Task
The listing must be reproduced in full, exactly as it stands.
▬▬▬▬▬▬
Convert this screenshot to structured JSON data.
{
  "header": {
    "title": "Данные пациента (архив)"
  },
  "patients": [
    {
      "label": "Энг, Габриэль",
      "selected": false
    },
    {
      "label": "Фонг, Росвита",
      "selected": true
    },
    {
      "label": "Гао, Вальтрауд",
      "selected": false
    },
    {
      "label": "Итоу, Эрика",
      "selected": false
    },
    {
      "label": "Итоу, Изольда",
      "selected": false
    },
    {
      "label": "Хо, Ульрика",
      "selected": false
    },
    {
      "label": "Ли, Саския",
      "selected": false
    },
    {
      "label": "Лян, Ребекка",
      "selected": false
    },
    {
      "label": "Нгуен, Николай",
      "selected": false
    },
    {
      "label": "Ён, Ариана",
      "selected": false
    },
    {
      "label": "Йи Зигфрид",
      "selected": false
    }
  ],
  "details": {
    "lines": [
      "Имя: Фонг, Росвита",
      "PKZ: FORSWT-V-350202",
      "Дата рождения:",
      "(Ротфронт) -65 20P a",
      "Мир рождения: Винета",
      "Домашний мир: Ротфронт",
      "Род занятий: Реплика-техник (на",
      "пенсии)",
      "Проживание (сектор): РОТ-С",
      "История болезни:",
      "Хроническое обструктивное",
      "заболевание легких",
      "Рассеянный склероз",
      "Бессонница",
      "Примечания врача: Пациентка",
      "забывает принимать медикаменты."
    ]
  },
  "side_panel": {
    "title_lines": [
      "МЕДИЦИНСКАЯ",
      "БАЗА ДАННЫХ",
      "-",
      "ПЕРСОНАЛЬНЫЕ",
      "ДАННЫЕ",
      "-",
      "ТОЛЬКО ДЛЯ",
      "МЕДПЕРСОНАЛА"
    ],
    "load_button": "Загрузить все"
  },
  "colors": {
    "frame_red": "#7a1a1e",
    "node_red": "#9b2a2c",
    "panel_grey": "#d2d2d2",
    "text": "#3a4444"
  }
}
▬▬▬▬▬▬
Problem solution
Convert this screenshot to structured JSON data.
{
  "header": {
    "title": "Данные пациента (архив)"
  },
  "patients": [
    {
      "label": "Энг, Габриэль",
      "selected": false
    },
    {
      "label": "Фонг, Росвита",
      "selected": true
    },
    {
      "label": "Гао, Вальтрауд",
      "selected": false
    },
    {
      "label": "Итоу, Эрика",
      "selected": false
    },
    {
      "label": "Итоу, Изольда",
      "selected": false
    },
    {
      "label": "Хо, Ульрика",
      "selected": false
    },
    {
      "label": "Ли, Саския",
      "selected": false
    },
    {
      "label": "Лян, Ребекка",
      "selected": false
    },
    {
      "label": "Нгуен, Николай",
      "selected": false
    },
    {
      "label": "Ён, Ариана",
      "selected": false
    },
    {
      "label": "Йи Зигфрид",
      "selected": false
    }
  ],
  "details": {
    "lines": [
      "Имя: Фонг, Росвита",
      "PKZ: FORSWT-V-350202",
      "Дата рождения:",
      "(Ротфронт) -65 20P a",
      "Мир рождения: Винета",
      "Домашний мир: Ротфронт",
      "Род занятий: Реплика-техник (на",
      "пенсии)",
      "Проживание (сектор): РОТ-С",
      "История болезни:",
      "Хроническое обструктивное",
      "заболевание легких",
      "Рассеянный склероз",
      "Бессонница",
      "Примечания врача: Пациентка",
      "забывает принимать медикаменты."
    ]
  },
  "side_panel": {
    "title_lines": [
      "МЕДИЦИНСКАЯ",
      "БАЗА ДАННЫХ",
      "-",
      "ПЕРСОНАЛЬНЫЕ",
      "ДАННЫЕ",
      "-",
      "ТОЛЬКО ДЛЯ",
      "МЕДПЕРСОНАЛА"
    ],
    "load_button": "Загрузить все"
  },
  "colors": {
    "frame_red": "#7a1a1e",
    "node_red": "#9b2a2c",
    "panel_grey": "#d2d2d2",
    "text": "#3a4444"
  }
}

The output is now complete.